(Written task)
Say how many lines in the data below contain the word "Sint", and give no other text.

(Entries shown)
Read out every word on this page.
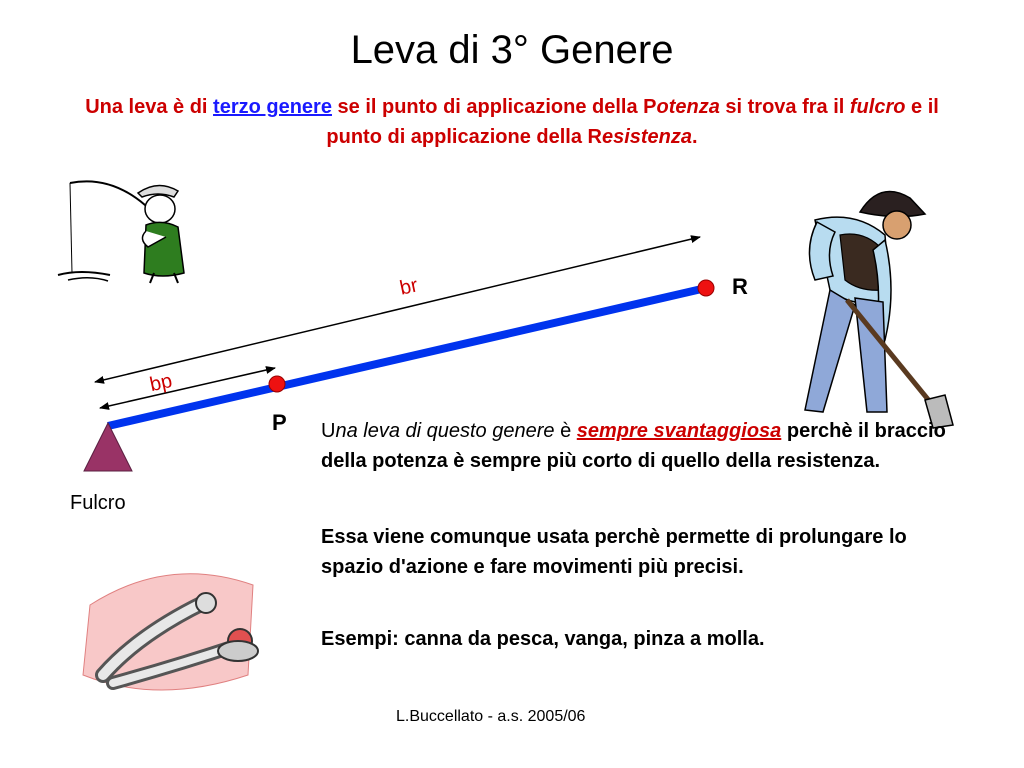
Leva di 3° Genere
Una leva è di terzo genere se il punto di applicazione della Potenza si trova fra il fulcro e il punto di applicazione della Resistenza.
br
bp
R
P
Fulcro
Una leva di questo genere è sempre svantaggiosa perchè il braccio della potenza è sempre più corto di quello della resistenza.
Essa viene comunque usata perchè permette di prolungare lo spazio d'azione e fare movimenti più precisi.
Esempi: canna da pesca, vanga, pinza a molla.
L.Buccellato - a.s. 2005/06
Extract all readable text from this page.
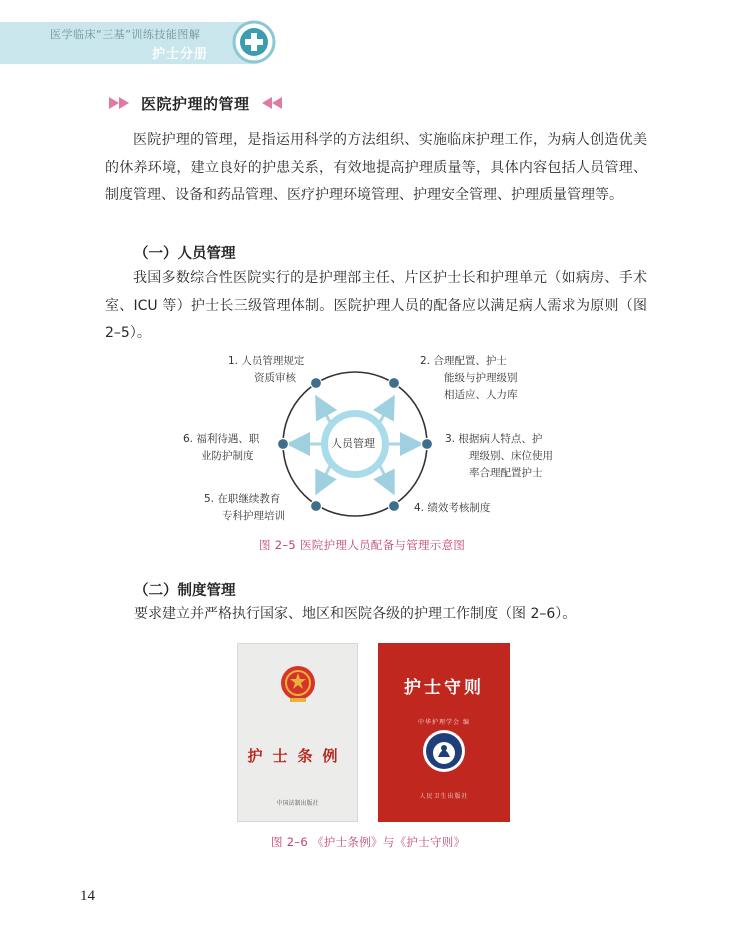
医学临床“三基”训练技能图解
护士分册
医院护理的管理

医院护理的管理，是指运用科学的方法组织、实施临床护理工作，为病人创造优美的休养环境，建立良好的护患关系，有效地提高护理质量等，具体内容包括人员管理、制度管理、设备和药品管理、医疗护理环境管理、护理安全管理、护理质量管理等。

（一）人员管理

我国多数综合性医院实行的是护理部主任、片区护士长和护理单元（如病房、手术室、ICU 等）护士长三级管理体制。医院护理人员的配备应以满足病人需求为原则（图 2–5）。

人员管理
1. 人员管理规定
资质审核
2. 合理配置、护士
能级与护理级别
相适应、人力库
3. 根据病人特点、护
理级别、床位使用
率合理配置护士
4. 绩效考核制度
5. 在职继续教育
专科护理培训
6. 福利待遇、职
业防护制度
图 2–5 医院护理人员配备与管理示意图
（二）制度管理

要求建立并严格执行国家、地区和医院各级的护理工作制度（图 2–6）。

护士条例
中国法制出版社
护士守则
中华护理学会 编
人民卫生出版社
图 2–6 《护士条例》与《护士守则》
14
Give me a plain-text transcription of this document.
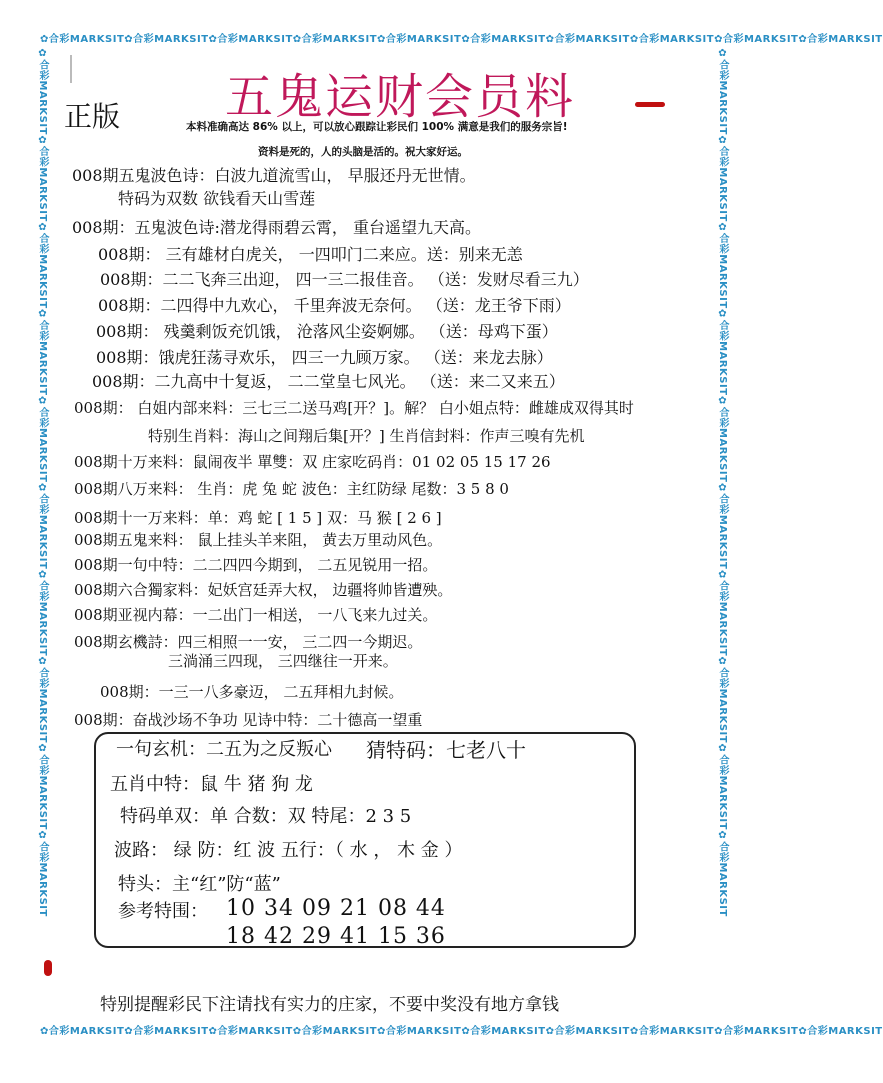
✿合彩MARKSIT✿合彩MARKSIT✿合彩MARKSIT✿合彩MARKSIT✿合彩MARKSIT✿合彩MARKSIT✿合彩MARKSIT✿合彩MARKSIT✿合彩MARKSIT✿合彩MARKSIT
✿合彩MARKSIT✿合彩MARKSIT✿合彩MARKSIT✿合彩MARKSIT✿合彩MARKSIT✿合彩MARKSIT✿合彩MARKSIT✿合彩MARKSIT✿合彩MARKSIT✿合彩MARKSIT
✿合彩MARKSIT✿合彩MARKSIT✿合彩MARKSIT✿合彩MARKSIT✿合彩MARKSIT✿合彩MARKSIT✿合彩MARKSIT✿合彩MARKSIT✿合彩MARKSIT✿合彩MARKSIT	✿合彩MARKSIT✿合彩MARKSIT✿合彩MARKSIT✿合彩MARKSIT✿合彩MARKSIT✿合彩MARKSIT✿合彩MARKSIT✿合彩MARKSIT✿合彩MARKSIT✿合彩MARKSIT
五鬼运财会员料
正版	本料准确高达 86% 以上，可以放心跟踪让彩民们 100% 满意是我们的服务宗旨!
资料是死的，人的头脑是活的。祝大家好运。
008期五鬼波色诗：白波九道流雪山， 早服还丹无世情。
特码为双数 欲钱看天山雪莲
008期：五鬼波色诗:潜龙得雨碧云霄， 重台遥望九天高。
008期： 三有雄材白虎关， 一四叩门二来应。送：别来无恙
008期：二二飞奔三出迎， 四一三二报佳音。 （送：发财尽看三九）
008期：二四得中九欢心， 千里奔波无奈何。 （送：龙王爷下雨）
008期： 残羹剩饭充饥饿， 沧落风尘姿婀娜。 （送：母鸡下蛋）
008期：饿虎狂荡寻欢乐， 四三一九顾万家。 （送：来龙去脉）
008期：二九高中十复返， 二二堂皇七风光。 （送：来二又来五）
008期： 白姐内部来料：三七三二送马鸡[开？]。解？ 白小姐点特：雌雄成双得其时
特别生肖料：海山之间翔后集[开？] 生肖信封料：作声三嗅有先机
008期十万来料：鼠闹夜半 單雙：双 庄家吃码肖：01 02 05 15 17 26
008期八万来料： 生肖：虎 兔 蛇 波色：主红防绿 尾数：3 5 8 0
008期十一万来料：单：鸡 蛇 [ 1 5 ] 双：马 猴 [ 2 6 ]
008期五鬼来料： 鼠上挂头羊来阻， 黄去万里动风色。
008期一句中特：二二四四今期到， 二五见锐用一招。
008期六合獨家料：妃妖宫廷弄大权， 边疆将帅皆遭殃。
008期亚视内幕：一二出门一相送， 一八飞来九过关。
008期玄機詩：四三相照一一安， 三二四一今期迟。
三淌涌三四现， 三四继往一开来。
008期：一三一八多豪迈， 二五拜相九封候。
008期：奋战沙场不争功 见诗中特：二十德高一望重
一句玄机：二五为之反叛心 猜特码：七老八十
五肖中特：鼠 牛 猪 狗 龙
特码单双：单 合数：双 特尾：2 3 5
波路： 绿 防：红 波 五行：（ 水 ， 木 金 ）
特头：主“红”防“蓝”
参考特围： 10 34 09 21 08 44
18 42 29 41 15 36
特别提醒彩民下注请找有实力的庄家，不要中奖没有地方拿钱
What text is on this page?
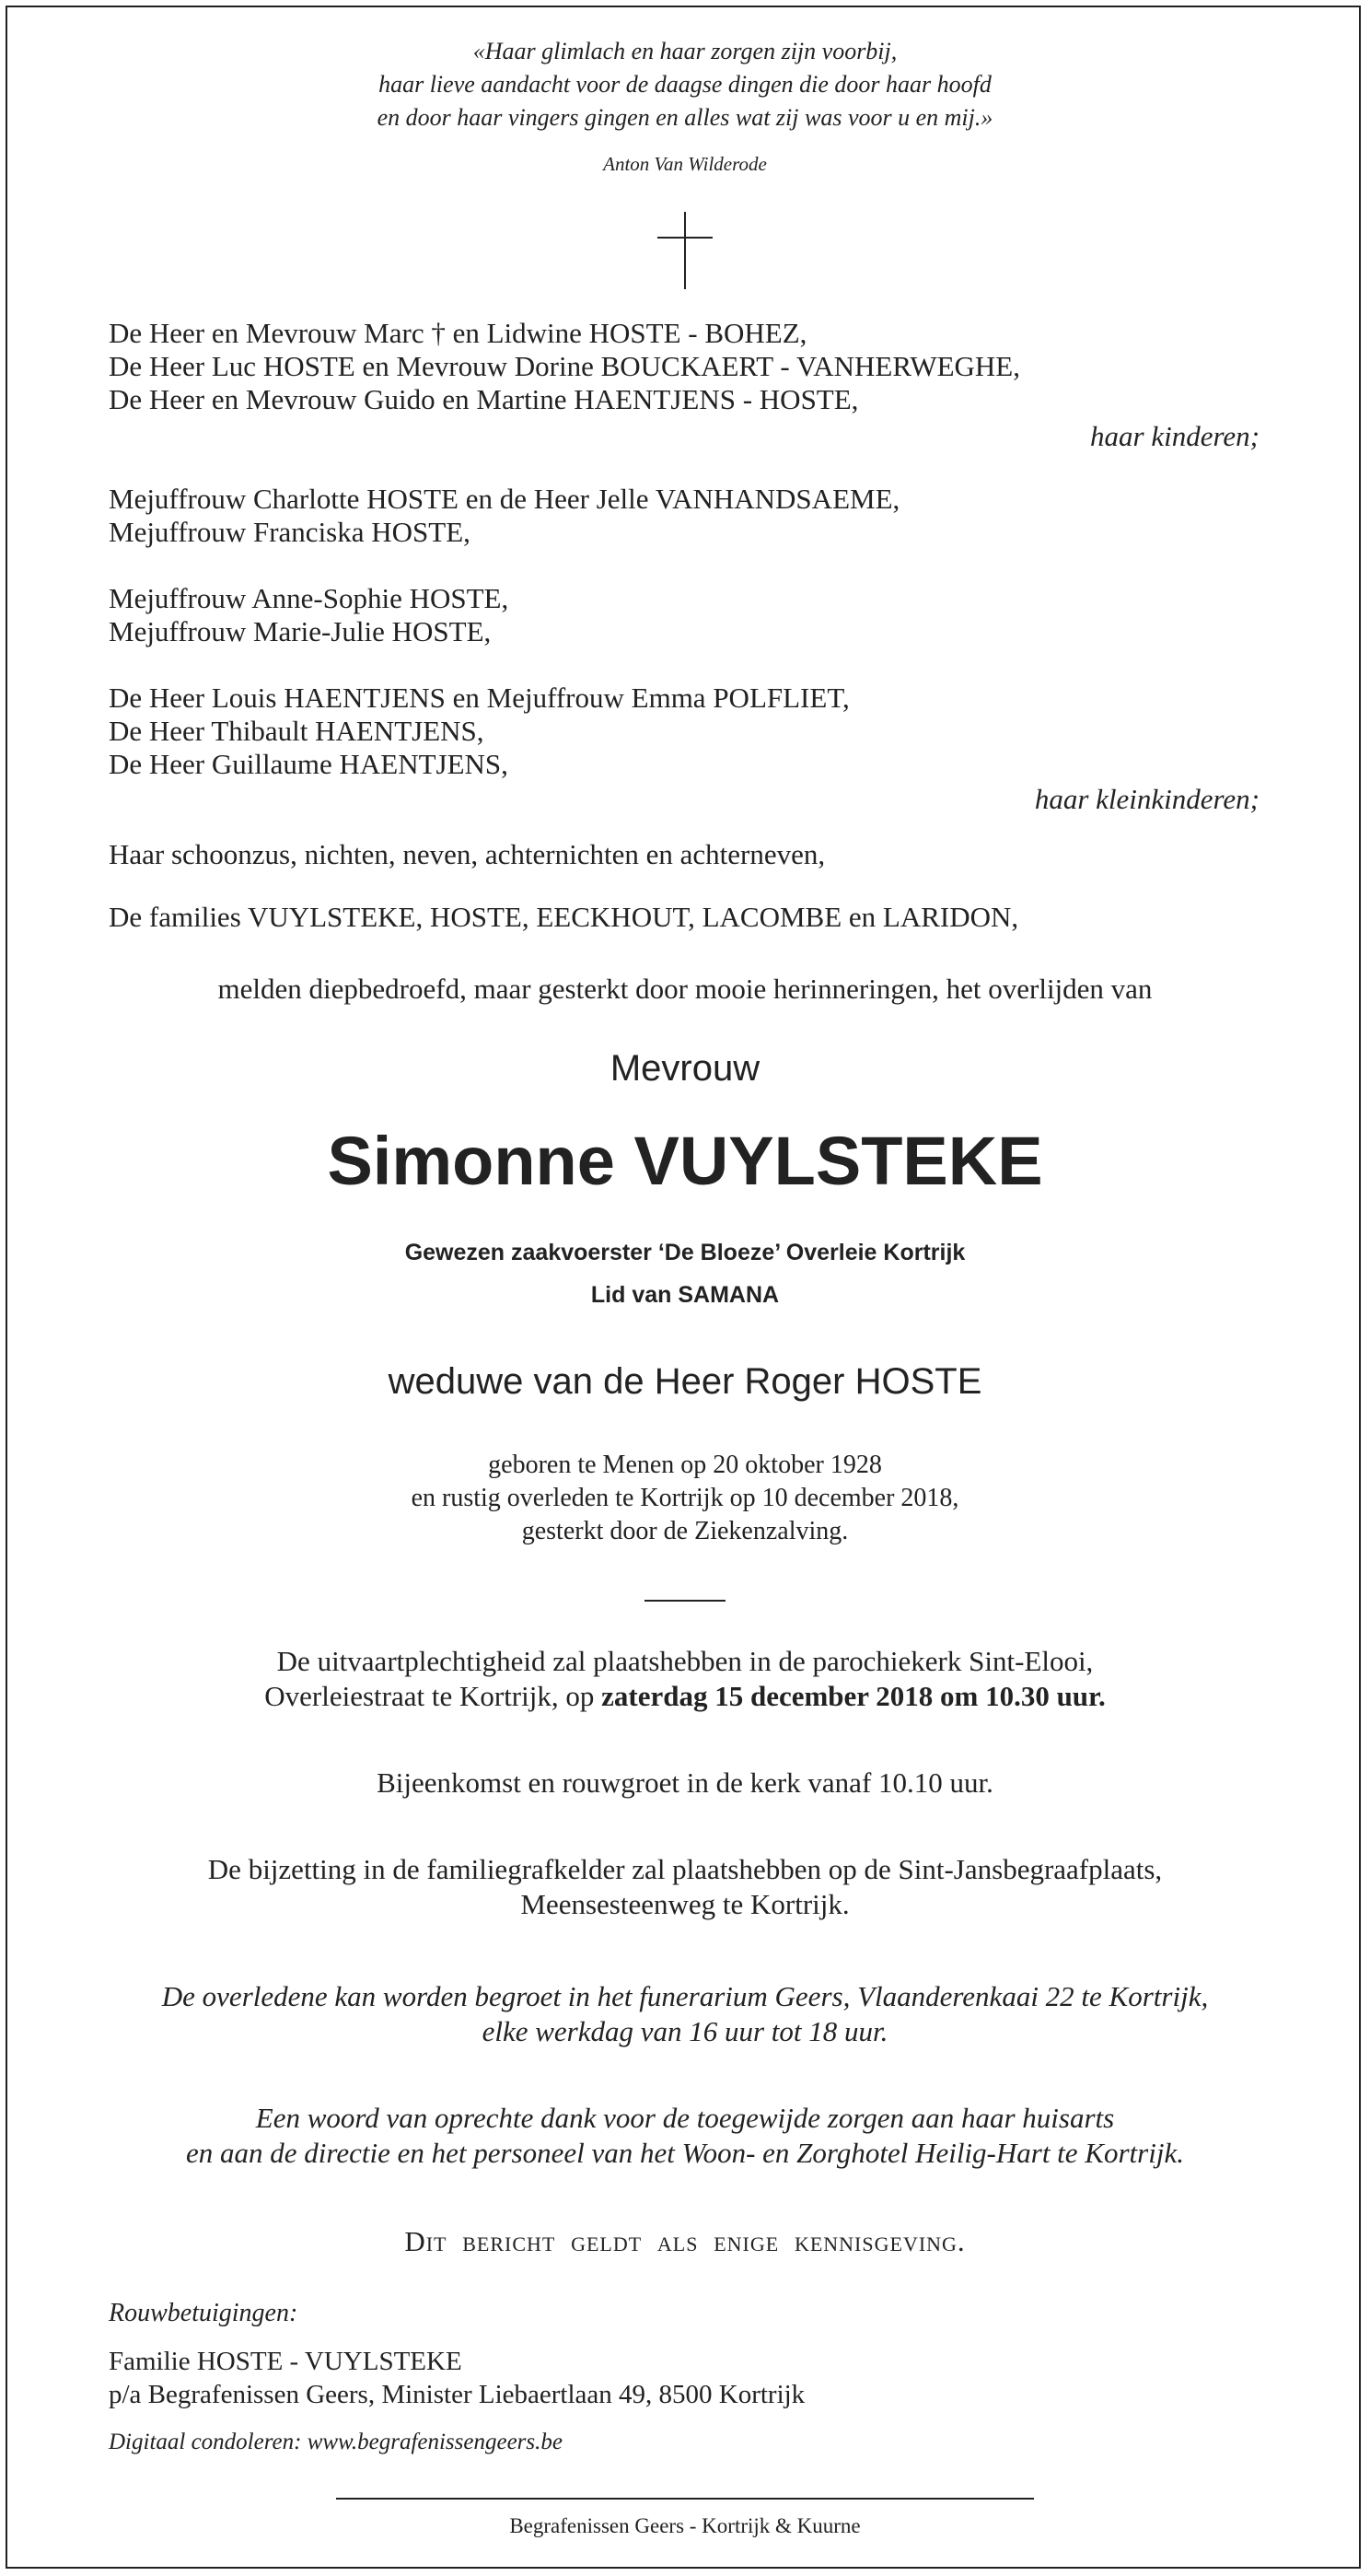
«Haar glimlach en haar zorgen zijn voorbij,
haar lieve aandacht voor de daagse dingen die door haar hoofd
en door haar vingers gingen en alles wat zij was voor u en mij.»
Anton Van Wilderode
De Heer en Mevrouw Marc † en Lidwine HOSTE - BOHEZ,
De Heer Luc HOSTE en Mevrouw Dorine BOUCKAERT - VANHERWEGHE,
De Heer en Mevrouw Guido en Martine HAENTJENS - HOSTE,
haar kinderen;
Mejuffrouw Charlotte HOSTE en de Heer Jelle VANHANDSAEME,
Mejuffrouw Franciska HOSTE,
Mejuffrouw Anne-Sophie HOSTE,
Mejuffrouw Marie-Julie HOSTE,
De Heer Louis HAENTJENS en Mejuffrouw Emma POLFLIET,
De Heer Thibault HAENTJENS,
De Heer Guillaume HAENTJENS,
haar kleinkinderen;
Haar schoonzus, nichten, neven, achternichten en achterneven,
De families VUYLSTEKE, HOSTE, EECKHOUT, LACOMBE en LARIDON,
melden diepbedroefd, maar gesterkt door mooie herinneringen, het overlijden van
Mevrouw
Simonne VUYLSTEKE
Gewezen zaakvoerster ‘De Bloeze’ Overleie Kortrijk
Lid van SAMANA
weduwe van de Heer Roger HOSTE
geboren te Menen op 20 oktober 1928
en rustig overleden te Kortrijk op 10 december 2018,
gesterkt door de Ziekenzalving.
De uitvaartplechtigheid zal plaatshebben in de parochiekerk Sint-Elooi,
Overleiestraat te Kortrijk, op zaterdag 15 december 2018 om 10.30 uur.
Bijeenkomst en rouwgroet in de kerk vanaf 10.10 uur.
De bijzetting in de familiegrafkelder zal plaatshebben op de Sint-Jansbegraafplaats,
Meensesteenweg te Kortrijk.
De overledene kan worden begroet in het funerarium Geers, Vlaanderenkaai 22 te Kortrijk,
elke werkdag van 16 uur tot 18 uur.
Een woord van oprechte dank voor de toegewijde zorgen aan haar huisarts
en aan de directie en het personeel van het Woon- en Zorghotel Heilig-Hart te Kortrijk.
Dit bericht geldt als enige kennisgeving.
Rouwbetuigingen:
Familie HOSTE - VUYLSTEKE
p/a Begrafenissen Geers, Minister Liebaertlaan 49, 8500 Kortrijk
Digitaal condoleren: www.begrafenissengeers.be
Begrafenissen Geers - Kortrijk & Kuurne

(Result of this task)
2